Request: Scan the lines below; pull out those with "JSON".

########################################

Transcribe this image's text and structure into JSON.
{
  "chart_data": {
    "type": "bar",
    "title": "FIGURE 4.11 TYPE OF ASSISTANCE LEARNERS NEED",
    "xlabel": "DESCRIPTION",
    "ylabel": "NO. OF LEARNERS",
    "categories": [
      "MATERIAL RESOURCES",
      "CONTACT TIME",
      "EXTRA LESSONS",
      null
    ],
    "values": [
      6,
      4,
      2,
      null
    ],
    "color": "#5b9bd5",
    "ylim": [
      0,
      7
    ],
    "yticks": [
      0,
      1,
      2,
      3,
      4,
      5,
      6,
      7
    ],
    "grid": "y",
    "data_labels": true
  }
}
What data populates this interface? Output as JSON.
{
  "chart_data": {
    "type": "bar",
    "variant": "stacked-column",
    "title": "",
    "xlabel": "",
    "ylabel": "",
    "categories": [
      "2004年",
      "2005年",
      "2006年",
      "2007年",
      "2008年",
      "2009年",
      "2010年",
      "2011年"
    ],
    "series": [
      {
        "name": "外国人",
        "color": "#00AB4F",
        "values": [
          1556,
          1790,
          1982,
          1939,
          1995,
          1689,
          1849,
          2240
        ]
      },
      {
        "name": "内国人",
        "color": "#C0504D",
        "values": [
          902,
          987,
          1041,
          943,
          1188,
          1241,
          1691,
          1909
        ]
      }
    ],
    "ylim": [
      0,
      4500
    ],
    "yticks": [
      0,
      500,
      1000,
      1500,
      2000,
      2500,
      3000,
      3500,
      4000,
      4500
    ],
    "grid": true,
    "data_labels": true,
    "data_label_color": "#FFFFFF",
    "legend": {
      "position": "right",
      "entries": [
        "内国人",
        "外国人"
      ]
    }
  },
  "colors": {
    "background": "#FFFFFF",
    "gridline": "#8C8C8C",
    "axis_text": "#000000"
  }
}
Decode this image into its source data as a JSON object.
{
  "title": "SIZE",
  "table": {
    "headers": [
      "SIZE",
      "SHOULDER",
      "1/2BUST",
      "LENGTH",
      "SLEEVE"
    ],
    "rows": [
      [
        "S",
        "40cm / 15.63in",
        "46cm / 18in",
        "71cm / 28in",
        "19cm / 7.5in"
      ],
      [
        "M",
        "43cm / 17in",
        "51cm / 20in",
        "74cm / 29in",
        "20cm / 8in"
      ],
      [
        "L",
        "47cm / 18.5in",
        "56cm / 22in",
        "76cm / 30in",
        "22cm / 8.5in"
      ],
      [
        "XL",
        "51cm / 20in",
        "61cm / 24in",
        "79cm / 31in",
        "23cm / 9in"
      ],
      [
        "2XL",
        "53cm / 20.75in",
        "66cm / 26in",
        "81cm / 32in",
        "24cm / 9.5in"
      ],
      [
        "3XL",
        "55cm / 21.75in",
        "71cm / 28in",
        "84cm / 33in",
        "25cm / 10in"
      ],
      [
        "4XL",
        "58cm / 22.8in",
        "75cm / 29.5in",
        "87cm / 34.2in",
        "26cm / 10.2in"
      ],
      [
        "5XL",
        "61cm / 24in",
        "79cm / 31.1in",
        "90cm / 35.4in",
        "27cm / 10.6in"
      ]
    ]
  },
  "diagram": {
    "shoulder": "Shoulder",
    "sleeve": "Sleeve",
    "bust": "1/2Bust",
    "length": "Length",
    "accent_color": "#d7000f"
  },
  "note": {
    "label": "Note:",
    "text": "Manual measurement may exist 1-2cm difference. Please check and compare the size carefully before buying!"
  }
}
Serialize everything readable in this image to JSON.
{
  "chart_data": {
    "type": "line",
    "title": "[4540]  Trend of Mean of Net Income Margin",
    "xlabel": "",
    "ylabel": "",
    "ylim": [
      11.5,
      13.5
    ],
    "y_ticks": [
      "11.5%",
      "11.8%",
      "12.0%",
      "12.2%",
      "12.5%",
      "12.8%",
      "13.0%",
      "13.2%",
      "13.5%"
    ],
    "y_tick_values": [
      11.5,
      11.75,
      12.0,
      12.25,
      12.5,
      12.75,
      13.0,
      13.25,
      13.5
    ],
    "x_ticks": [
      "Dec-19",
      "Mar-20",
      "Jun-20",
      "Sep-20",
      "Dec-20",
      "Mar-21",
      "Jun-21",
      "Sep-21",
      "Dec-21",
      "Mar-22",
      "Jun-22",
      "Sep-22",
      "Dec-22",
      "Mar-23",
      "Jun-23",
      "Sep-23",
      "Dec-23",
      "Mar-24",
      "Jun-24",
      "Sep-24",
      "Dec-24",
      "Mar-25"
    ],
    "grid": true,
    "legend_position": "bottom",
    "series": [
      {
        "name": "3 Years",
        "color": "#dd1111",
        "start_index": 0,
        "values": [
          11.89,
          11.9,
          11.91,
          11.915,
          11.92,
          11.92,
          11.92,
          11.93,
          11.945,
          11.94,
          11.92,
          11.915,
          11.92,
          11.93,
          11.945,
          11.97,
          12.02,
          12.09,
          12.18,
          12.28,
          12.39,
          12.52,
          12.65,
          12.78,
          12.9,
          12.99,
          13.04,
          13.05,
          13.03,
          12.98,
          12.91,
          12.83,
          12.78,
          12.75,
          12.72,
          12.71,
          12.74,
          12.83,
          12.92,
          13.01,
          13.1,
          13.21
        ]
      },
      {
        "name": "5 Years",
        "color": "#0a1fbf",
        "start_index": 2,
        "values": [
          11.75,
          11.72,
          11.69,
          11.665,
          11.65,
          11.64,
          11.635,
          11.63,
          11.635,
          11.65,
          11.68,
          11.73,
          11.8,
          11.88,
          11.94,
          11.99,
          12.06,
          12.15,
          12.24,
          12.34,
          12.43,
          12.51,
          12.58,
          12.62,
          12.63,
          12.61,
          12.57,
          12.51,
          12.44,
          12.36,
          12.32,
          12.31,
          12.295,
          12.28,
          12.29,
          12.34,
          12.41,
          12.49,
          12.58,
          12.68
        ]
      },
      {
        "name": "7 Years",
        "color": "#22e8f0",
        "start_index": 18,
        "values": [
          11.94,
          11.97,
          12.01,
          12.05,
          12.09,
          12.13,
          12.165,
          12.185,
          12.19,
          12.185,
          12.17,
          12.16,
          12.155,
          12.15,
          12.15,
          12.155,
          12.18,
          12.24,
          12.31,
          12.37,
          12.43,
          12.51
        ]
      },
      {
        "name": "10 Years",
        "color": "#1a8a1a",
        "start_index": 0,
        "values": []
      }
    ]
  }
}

########################################

Answer in full:
Transcribe this image's text and structure into JSON.
What data populates this interface? Output as JSON.
Decode this image into its source data as a JSON object.
Serialize everything readable in this image to JSON.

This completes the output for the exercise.